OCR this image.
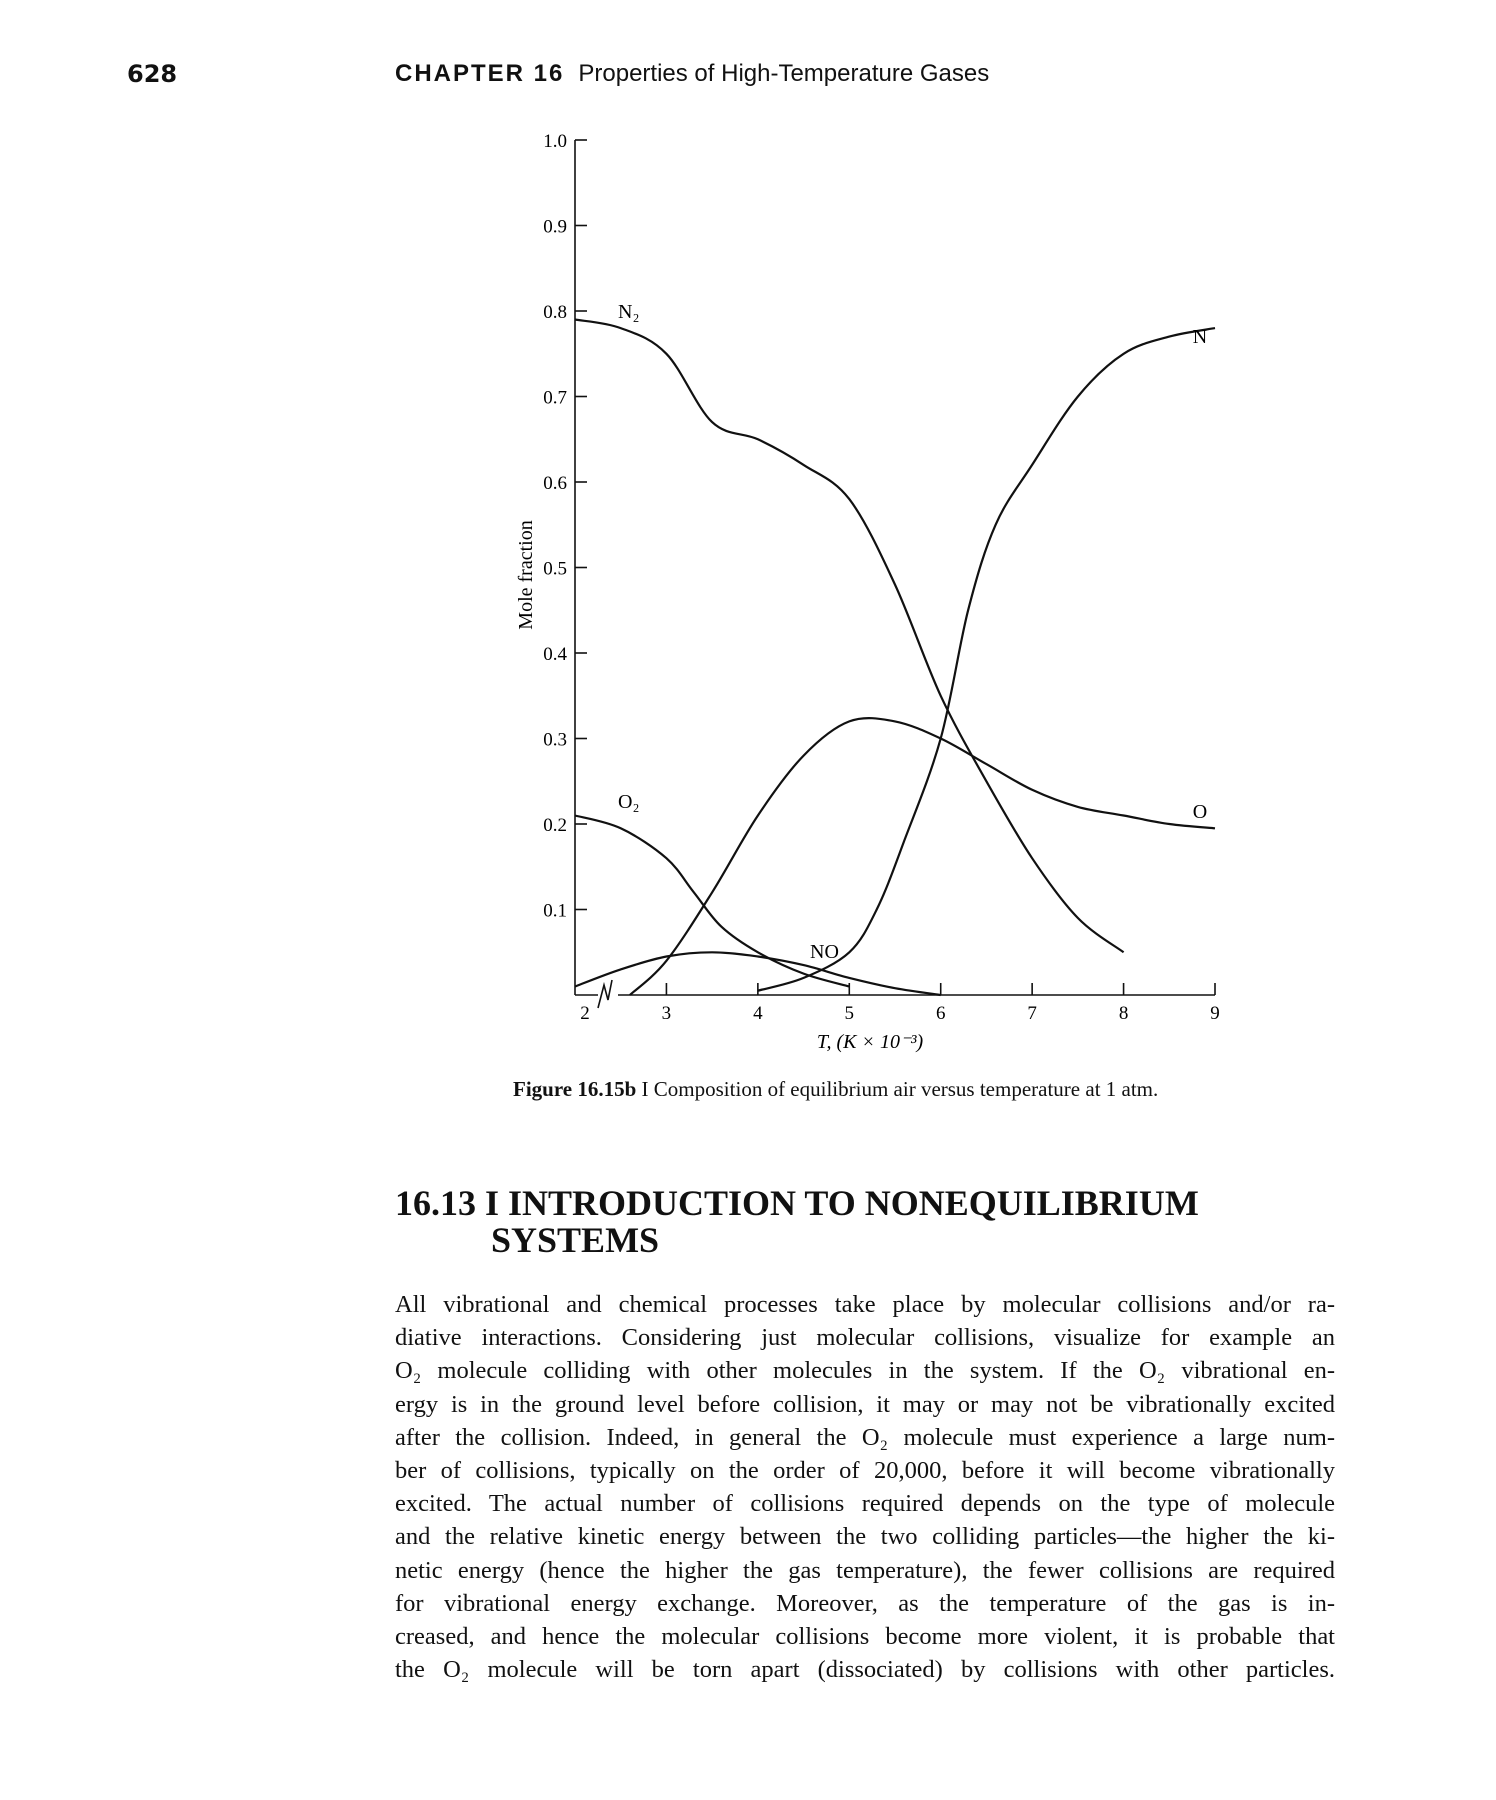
628	CHAPTER 16 Properties of High-Temperature Gases
0.1
0.2
0.3
0.4
0.5
0.6
0.7
0.8
0.9
1.0
2	3	4	5	6	7	8	9
T, (K × 10⁻³)
Mole fraction
N₂
O₂
NO
O
N
Figure 16.15b I Composition of equilibrium air versus temperature at 1 atm.
16.13 I INTRODUCTION TO NONEQUILIBRIUM
SYSTEMS
All vibrational and chemical processes take place by molecular collisions and/or ra-
diative interactions. Considering just molecular collisions, visualize for example an
O₂ molecule colliding with other molecules in the system. If the O₂ vibrational en-
ergy is in the ground level before collision, it may or may not be vibrationally excited
after the collision. Indeed, in general the O₂ molecule must experience a large num-
ber of collisions, typically on the order of 20,000, before it will become vibrationally
excited. The actual number of collisions required depends on the type of molecule
and the relative kinetic energy between the two colliding particles—the higher the ki-
netic energy (hence the higher the gas temperature), the fewer collisions are required
for vibrational energy exchange. Moreover, as the temperature of the gas is in-
creased, and hence the molecular collisions become more violent, it is probable that
the O₂ molecule will be torn apart (dissociated) by collisions with other particles.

--------------------------------------------------

Set task = Leaving all pictures aside, quote each record exactly.

Written reply =
OCR this image.
628	CHAPTER 16 Properties of High-Temperature Gases
0.1
0.2
0.3
0.4
0.5
0.6
0.7
0.8
0.9
1.0
2	3	4	5	6	7	8	9
T, (K × 10⁻³)
Mole fraction
N₂
O₂
NO
O
N
Figure 16.15b I Composition of equilibrium air versus temperature at 1 atm.
16.13 I INTRODUCTION TO NONEQUILIBRIUM
SYSTEMS
All vibrational and chemical processes take place by molecular collisions and/or ra-
diative interactions. Considering just molecular collisions, visualize for example an
O₂ molecule colliding with other molecules in the system. If the O₂ vibrational en-
ergy is in the ground level before collision, it may or may not be vibrationally excited
after the collision. Indeed, in general the O₂ molecule must experience a large num-
ber of collisions, typically on the order of 20,000, before it will become vibrationally
excited. The actual number of collisions required depends on the type of molecule
and the relative kinetic energy between the two colliding particles—the higher the ki-
netic energy (hence the higher the gas temperature), the fewer collisions are required
for vibrational energy exchange. Moreover, as the temperature of the gas is in-
creased, and hence the molecular collisions become more violent, it is probable that
the O₂ molecule will be torn apart (dissociated) by collisions with other particles.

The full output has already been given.